Work required: From the records below, copy every line that contains the word "JSON".

====== Provided records

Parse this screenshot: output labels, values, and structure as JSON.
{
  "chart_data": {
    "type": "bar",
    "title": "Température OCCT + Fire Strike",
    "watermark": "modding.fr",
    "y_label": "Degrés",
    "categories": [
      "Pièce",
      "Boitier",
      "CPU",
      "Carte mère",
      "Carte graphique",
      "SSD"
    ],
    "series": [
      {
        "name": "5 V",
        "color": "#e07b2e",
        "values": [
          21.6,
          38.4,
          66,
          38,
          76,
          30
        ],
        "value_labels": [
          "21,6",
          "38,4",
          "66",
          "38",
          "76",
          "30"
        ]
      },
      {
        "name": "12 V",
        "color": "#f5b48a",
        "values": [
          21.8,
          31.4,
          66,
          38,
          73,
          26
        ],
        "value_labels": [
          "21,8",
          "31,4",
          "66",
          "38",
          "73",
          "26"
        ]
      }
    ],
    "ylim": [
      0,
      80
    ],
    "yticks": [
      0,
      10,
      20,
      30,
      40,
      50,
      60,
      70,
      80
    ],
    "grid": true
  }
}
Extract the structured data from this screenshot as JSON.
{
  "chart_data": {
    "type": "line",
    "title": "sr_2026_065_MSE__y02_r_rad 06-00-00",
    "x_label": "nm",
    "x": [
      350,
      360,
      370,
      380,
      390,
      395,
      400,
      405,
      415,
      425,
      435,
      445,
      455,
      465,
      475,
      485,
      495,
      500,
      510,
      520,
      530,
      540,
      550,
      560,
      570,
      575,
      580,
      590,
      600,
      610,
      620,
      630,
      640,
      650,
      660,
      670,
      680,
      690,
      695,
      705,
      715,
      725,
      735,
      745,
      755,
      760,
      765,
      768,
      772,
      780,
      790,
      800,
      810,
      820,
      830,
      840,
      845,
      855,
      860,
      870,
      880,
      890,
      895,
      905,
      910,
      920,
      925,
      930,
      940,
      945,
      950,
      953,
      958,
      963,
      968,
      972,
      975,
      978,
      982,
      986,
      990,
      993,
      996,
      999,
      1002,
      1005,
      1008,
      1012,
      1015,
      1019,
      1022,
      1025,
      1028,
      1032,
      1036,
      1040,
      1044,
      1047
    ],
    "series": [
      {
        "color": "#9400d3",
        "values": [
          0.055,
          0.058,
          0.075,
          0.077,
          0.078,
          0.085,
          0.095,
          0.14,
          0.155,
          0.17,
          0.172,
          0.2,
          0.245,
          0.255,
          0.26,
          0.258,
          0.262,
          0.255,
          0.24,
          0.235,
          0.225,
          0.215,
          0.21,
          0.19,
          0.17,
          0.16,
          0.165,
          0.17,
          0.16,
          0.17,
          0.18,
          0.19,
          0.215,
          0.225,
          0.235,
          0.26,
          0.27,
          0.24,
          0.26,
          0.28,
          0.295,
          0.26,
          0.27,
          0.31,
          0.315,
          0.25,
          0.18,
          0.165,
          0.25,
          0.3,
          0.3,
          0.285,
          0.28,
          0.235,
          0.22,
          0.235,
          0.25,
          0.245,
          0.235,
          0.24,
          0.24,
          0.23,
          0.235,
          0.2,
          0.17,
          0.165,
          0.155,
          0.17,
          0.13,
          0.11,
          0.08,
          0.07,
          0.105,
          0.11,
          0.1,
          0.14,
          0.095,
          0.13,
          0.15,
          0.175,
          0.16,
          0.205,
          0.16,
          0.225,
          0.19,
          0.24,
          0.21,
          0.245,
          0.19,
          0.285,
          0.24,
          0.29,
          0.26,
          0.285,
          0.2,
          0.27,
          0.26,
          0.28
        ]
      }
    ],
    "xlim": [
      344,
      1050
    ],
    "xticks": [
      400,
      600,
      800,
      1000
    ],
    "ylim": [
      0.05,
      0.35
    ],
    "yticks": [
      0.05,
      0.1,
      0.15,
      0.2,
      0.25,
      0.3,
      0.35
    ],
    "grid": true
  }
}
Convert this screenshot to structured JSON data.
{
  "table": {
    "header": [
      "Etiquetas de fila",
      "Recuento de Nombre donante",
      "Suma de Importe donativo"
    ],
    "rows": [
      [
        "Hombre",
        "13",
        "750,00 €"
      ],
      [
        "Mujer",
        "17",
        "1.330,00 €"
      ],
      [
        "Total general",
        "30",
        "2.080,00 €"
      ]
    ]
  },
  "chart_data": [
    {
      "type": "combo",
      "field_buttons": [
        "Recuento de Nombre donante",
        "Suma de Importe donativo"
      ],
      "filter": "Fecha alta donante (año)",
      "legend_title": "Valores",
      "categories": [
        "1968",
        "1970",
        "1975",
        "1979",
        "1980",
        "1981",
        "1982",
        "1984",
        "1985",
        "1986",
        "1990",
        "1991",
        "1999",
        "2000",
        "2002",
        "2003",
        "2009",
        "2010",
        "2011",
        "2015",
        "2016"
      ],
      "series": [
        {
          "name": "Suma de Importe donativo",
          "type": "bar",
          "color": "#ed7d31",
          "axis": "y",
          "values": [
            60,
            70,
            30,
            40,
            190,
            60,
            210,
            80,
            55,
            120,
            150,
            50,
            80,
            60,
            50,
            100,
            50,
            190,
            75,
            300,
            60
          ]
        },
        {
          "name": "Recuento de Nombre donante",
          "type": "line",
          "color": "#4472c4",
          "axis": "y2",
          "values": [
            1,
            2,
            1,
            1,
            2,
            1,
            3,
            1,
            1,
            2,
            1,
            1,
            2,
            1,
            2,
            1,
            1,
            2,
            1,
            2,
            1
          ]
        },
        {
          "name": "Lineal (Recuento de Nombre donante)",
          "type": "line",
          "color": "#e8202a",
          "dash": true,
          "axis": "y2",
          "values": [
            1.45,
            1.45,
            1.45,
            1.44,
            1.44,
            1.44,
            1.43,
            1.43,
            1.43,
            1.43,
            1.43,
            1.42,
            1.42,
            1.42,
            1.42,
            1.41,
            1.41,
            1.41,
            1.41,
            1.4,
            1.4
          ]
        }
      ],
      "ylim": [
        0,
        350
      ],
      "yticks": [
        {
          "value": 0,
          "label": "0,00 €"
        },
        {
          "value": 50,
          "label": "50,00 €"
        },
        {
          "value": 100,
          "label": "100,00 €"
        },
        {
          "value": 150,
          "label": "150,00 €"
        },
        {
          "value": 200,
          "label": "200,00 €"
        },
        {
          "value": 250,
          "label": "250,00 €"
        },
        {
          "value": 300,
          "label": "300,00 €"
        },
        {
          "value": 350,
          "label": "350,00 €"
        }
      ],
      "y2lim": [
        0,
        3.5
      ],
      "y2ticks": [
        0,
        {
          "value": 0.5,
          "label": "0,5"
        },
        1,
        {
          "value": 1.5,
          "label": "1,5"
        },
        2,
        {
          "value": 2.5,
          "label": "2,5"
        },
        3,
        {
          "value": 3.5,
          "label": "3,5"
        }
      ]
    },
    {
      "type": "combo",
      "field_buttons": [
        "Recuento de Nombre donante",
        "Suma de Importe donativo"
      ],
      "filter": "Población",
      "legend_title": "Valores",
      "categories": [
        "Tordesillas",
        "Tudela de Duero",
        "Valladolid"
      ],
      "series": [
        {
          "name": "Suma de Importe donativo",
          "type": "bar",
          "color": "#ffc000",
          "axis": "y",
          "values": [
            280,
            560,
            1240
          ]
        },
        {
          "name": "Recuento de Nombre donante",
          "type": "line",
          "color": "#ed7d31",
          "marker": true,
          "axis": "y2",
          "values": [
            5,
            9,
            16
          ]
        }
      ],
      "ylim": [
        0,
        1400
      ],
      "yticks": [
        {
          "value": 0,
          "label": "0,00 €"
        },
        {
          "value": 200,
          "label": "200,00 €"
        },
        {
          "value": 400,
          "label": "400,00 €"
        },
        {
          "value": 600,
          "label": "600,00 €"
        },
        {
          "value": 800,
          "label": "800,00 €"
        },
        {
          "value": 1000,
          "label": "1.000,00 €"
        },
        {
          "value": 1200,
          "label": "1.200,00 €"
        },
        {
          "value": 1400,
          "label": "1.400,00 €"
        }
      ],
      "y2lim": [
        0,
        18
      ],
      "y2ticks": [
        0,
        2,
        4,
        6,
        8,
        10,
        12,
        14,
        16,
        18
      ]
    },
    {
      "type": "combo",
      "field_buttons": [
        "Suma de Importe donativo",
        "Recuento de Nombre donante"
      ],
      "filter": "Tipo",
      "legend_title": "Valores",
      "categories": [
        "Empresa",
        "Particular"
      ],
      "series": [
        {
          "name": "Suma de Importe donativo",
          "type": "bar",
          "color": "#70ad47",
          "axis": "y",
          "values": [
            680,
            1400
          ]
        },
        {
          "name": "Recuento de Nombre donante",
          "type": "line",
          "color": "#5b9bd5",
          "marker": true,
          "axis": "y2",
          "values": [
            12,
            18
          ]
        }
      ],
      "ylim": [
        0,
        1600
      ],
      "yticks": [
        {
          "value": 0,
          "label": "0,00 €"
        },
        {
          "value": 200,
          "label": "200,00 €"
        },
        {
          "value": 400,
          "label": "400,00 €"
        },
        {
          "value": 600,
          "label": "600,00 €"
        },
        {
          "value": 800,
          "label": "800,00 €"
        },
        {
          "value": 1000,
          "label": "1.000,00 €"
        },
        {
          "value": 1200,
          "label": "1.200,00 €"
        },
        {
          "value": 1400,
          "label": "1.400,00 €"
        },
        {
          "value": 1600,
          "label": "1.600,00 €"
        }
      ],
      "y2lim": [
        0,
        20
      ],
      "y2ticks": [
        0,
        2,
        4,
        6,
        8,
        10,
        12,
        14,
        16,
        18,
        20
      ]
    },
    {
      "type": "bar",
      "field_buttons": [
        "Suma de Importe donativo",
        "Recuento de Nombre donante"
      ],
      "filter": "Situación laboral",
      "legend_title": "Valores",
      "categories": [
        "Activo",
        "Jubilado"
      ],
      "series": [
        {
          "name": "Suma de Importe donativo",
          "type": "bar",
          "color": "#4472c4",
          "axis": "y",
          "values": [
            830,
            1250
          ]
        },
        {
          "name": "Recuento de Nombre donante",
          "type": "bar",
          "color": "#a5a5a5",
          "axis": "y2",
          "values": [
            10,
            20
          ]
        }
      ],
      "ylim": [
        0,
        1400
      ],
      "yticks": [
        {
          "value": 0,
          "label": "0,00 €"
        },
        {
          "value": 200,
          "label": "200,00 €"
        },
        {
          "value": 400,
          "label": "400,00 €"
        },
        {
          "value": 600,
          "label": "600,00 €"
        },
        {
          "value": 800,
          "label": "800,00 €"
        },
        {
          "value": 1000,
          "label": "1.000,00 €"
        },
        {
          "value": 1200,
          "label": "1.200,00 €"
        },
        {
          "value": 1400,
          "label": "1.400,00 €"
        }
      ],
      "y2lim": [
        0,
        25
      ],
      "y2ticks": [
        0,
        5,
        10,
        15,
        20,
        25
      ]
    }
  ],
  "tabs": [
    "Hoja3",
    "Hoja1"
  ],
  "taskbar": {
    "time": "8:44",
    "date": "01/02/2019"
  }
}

============

Task output:
Parse this screenshot: output labels, values, and structure as JSON.
Extract the structured data from this screenshot as JSON.
Convert this screenshot to structured JSON data.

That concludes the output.